Collected data entries:
** START **

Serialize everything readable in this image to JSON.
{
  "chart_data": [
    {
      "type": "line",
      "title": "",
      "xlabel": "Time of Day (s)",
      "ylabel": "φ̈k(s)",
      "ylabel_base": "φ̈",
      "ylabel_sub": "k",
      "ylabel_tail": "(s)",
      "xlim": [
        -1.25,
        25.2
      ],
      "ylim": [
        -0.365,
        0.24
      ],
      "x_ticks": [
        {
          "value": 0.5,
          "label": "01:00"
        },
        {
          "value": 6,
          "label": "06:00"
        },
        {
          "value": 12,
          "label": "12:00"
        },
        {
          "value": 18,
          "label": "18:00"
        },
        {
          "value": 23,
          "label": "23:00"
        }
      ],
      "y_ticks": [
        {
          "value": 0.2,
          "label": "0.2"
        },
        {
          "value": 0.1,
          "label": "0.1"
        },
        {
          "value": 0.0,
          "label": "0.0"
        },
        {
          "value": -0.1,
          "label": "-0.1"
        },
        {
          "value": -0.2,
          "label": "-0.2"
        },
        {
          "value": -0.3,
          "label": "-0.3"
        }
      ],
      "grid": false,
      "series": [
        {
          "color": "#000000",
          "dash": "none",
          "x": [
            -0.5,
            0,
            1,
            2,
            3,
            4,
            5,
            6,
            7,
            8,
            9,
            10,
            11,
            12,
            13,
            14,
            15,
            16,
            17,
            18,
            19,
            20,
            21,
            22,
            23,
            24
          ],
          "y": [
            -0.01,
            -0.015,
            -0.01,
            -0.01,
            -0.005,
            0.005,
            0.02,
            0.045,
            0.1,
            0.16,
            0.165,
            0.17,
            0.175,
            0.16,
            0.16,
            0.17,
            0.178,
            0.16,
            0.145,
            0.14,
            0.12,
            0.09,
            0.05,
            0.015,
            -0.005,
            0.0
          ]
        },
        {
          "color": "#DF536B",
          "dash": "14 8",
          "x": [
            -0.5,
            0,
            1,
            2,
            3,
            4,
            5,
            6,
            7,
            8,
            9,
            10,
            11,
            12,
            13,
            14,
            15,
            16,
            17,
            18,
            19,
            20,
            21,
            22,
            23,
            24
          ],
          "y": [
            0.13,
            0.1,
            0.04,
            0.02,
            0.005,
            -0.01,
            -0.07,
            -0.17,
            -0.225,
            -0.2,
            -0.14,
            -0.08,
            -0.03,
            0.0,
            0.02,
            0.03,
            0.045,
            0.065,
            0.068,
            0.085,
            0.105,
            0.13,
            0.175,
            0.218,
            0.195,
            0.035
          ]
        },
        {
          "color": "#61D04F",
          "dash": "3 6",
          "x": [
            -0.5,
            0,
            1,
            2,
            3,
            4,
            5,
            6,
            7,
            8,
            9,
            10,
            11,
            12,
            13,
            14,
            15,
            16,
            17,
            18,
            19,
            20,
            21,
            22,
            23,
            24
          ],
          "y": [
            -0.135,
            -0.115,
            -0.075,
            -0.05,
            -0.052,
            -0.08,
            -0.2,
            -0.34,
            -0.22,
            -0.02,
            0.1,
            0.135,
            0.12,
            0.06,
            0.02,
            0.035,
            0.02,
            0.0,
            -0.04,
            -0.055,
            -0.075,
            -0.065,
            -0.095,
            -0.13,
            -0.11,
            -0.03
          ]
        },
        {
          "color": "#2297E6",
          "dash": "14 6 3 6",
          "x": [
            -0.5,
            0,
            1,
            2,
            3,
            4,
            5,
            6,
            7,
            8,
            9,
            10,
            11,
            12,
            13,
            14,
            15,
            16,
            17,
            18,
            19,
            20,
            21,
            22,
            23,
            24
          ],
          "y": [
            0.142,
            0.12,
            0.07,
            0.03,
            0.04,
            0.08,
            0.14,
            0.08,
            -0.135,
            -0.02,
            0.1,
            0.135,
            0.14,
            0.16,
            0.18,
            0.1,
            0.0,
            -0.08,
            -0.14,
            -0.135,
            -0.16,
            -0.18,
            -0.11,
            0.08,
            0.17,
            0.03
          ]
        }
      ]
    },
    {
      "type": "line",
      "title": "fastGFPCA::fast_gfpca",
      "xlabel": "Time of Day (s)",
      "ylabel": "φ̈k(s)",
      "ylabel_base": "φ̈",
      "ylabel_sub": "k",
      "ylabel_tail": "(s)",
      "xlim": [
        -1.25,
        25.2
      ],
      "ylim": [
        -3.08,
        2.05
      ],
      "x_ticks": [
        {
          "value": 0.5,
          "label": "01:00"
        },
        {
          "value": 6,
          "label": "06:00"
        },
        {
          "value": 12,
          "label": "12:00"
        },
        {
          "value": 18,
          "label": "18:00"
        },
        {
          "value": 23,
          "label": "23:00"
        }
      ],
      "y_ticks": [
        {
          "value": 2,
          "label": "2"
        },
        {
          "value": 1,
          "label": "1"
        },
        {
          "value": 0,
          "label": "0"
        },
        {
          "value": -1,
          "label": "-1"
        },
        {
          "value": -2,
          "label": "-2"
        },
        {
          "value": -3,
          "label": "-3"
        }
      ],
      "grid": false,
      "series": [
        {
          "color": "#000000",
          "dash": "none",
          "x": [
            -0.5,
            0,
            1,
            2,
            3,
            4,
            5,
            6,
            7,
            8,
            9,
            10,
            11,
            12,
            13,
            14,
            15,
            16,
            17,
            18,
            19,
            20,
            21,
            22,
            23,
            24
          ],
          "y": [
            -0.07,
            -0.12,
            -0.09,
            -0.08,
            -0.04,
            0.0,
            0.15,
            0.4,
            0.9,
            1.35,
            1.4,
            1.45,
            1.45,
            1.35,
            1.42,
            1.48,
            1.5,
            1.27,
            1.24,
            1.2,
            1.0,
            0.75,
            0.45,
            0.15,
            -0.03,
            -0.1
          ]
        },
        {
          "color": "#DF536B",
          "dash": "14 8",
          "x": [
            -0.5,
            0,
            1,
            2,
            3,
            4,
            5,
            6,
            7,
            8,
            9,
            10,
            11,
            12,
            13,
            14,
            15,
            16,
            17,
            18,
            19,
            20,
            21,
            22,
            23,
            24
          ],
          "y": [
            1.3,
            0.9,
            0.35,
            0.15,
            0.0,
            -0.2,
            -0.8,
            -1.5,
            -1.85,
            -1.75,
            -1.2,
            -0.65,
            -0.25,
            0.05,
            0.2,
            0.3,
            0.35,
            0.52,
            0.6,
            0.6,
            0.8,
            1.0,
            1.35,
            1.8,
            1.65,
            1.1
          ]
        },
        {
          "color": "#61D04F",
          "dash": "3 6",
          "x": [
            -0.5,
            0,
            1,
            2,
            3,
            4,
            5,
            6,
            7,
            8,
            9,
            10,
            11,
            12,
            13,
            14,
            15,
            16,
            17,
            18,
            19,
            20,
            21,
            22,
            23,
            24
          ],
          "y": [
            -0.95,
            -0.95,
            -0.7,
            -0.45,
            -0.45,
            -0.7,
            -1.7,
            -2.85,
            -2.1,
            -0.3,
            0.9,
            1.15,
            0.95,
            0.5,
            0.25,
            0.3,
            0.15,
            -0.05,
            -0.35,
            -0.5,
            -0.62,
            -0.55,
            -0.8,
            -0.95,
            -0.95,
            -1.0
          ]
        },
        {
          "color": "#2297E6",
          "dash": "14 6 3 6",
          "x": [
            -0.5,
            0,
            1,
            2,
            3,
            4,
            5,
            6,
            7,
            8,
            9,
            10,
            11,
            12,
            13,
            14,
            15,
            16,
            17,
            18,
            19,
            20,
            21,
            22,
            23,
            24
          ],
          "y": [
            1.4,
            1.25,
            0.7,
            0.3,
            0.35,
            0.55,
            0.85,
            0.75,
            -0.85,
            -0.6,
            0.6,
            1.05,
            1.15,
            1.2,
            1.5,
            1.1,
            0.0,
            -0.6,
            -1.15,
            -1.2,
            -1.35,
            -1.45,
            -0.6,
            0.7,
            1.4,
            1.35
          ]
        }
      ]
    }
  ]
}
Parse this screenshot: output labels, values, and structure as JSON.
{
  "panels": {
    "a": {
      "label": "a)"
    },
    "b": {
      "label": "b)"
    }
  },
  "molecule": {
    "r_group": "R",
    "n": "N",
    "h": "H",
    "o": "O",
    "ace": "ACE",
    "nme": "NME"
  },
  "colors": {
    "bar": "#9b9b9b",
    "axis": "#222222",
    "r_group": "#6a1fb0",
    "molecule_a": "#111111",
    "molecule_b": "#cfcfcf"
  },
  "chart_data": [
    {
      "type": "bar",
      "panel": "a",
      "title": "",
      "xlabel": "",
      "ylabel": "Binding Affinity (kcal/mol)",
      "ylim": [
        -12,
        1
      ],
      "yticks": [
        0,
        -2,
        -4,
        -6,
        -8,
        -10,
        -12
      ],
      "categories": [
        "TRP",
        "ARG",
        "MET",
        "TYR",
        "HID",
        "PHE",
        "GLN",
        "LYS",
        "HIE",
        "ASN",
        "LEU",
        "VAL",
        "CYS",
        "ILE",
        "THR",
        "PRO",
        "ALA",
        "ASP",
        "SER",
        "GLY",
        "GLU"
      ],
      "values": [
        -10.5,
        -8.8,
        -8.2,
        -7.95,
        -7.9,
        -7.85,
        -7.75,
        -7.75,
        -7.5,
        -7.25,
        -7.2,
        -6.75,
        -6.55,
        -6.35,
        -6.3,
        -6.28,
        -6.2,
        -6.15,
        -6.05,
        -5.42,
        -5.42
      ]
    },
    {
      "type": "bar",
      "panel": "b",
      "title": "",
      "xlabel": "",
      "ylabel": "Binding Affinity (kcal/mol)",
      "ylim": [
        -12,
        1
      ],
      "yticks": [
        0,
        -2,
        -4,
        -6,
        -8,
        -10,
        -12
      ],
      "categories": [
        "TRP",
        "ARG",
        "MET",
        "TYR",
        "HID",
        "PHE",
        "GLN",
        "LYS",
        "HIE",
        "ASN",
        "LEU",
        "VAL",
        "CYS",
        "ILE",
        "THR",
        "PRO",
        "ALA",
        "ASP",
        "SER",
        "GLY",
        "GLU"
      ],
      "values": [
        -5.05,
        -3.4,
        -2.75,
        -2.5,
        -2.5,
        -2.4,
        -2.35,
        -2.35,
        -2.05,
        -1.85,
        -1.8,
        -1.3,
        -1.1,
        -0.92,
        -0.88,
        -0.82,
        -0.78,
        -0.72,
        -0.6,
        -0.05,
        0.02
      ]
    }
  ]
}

** END **

WORK TO DO:
Only lines with "this" are wanted here; list each of them.

WRITTEN RESPONSE:
Serialize everything readable in this image to JSON.
Parse this screenshot: output labels, values, and structure as JSON.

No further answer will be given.